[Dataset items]
·····
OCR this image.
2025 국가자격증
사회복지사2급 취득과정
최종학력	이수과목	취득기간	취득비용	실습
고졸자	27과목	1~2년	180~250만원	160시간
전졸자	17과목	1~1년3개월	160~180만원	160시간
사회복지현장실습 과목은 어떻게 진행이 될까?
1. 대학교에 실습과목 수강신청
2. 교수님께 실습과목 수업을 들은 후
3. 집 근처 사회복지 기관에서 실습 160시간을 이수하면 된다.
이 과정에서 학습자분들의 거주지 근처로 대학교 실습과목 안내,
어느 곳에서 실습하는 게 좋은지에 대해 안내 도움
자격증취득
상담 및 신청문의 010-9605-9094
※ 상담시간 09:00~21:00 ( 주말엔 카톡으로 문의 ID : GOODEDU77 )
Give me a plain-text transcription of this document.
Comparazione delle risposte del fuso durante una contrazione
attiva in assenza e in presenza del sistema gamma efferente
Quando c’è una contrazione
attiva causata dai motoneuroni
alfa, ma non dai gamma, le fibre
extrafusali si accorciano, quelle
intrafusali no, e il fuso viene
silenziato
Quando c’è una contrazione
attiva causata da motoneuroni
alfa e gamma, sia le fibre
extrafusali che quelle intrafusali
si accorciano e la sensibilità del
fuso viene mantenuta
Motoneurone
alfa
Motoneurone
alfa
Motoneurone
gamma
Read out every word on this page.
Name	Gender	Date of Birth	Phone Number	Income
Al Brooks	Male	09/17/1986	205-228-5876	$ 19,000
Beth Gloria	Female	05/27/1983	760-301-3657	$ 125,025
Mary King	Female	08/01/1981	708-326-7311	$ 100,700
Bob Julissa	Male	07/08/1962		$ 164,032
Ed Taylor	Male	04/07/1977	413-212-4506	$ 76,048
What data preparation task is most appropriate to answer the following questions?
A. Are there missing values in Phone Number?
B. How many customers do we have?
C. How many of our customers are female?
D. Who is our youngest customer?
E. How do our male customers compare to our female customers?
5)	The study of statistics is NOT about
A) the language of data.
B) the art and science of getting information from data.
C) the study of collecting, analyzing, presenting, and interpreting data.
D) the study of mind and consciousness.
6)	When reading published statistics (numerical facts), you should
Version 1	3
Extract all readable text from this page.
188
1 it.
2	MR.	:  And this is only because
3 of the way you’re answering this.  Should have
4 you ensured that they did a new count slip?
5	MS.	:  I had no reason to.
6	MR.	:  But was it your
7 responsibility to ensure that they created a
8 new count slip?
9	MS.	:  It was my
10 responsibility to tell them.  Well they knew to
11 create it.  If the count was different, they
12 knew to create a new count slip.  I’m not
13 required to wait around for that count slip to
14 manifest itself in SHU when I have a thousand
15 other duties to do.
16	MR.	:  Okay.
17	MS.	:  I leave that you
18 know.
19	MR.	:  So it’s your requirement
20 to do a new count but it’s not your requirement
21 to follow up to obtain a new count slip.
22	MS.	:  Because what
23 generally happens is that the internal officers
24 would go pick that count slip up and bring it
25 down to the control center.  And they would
·····
EXERCISE PROMPT: Copy out the whole listing, exactly as written.

RESPONSE:
OCR this image.
2025 국가자격증
사회복지사2급 취득과정
최종학력	이수과목	취득기간	취득비용	실습
고졸자	27과목	1~2년	180~250만원	160시간
전졸자	17과목	1~1년3개월	160~180만원	160시간
사회복지현장실습 과목은 어떻게 진행이 될까?
1. 대학교에 실습과목 수강신청
2. 교수님께 실습과목 수업을 들은 후
3. 집 근처 사회복지 기관에서 실습 160시간을 이수하면 된다.
이 과정에서 학습자분들의 거주지 근처로 대학교 실습과목 안내,
어느 곳에서 실습하는 게 좋은지에 대해 안내 도움
자격증취득
상담 및 신청문의 010-9605-9094
※ 상담시간 09:00~21:00 ( 주말엔 카톡으로 문의 ID : GOODEDU77 )
Give me a plain-text transcription of this document.
Comparazione delle risposte del fuso durante una contrazione
attiva in assenza e in presenza del sistema gamma efferente
Quando c’è una contrazione
attiva causata dai motoneuroni
alfa, ma non dai gamma, le fibre
extrafusali si accorciano, quelle
intrafusali no, e il fuso viene
silenziato
Quando c’è una contrazione
attiva causata da motoneuroni
alfa e gamma, sia le fibre
extrafusali che quelle intrafusali
si accorciano e la sensibilità del
fuso viene mantenuta
Motoneurone
alfa
Motoneurone
alfa
Motoneurone
gamma
Read out every word on this page.
Name	Gender	Date of Birth	Phone Number	Income
Al Brooks	Male	09/17/1986	205-228-5876	$ 19,000
Beth Gloria	Female	05/27/1983	760-301-3657	$ 125,025
Mary King	Female	08/01/1981	708-326-7311	$ 100,700
Bob Julissa	Male	07/08/1962		$ 164,032
Ed Taylor	Male	04/07/1977	413-212-4506	$ 76,048
What data preparation task is most appropriate to answer the following questions?
A. Are there missing values in Phone Number?
B. How many customers do we have?
C. How many of our customers are female?
D. Who is our youngest customer?
E. How do our male customers compare to our female customers?
5)	The study of statistics is NOT about
A) the language of data.
B) the art and science of getting information from data.
C) the study of collecting, analyzing, presenting, and interpreting data.
D) the study of mind and consciousness.
6)	When reading published statistics (numerical facts), you should
Version 1	3
Extract all readable text from this page.
188
1 it.
2	MR.	:  And this is only because
3 of the way you’re answering this.  Should have
4 you ensured that they did a new count slip?
5	MS.	:  I had no reason to.
6	MR.	:  But was it your
7 responsibility to ensure that they created a
8 new count slip?
9	MS.	:  It was my
10 responsibility to tell them.  Well they knew to
11 create it.  If the count was different, they
12 knew to create a new count slip.  I’m not
13 required to wait around for that count slip to
14 manifest itself in SHU when I have a thousand
15 other duties to do.
16	MR.	:  Okay.
17	MS.	:  I leave that you
18 know.
19	MR.	:  So it’s your requirement
20 to do a new count but it’s not your requirement
21 to follow up to obtain a new count slip.
22	MS.	:  Because what
23 generally happens is that the internal officers
24 would go pick that count slip up and bring it
25 down to the control center.  And they would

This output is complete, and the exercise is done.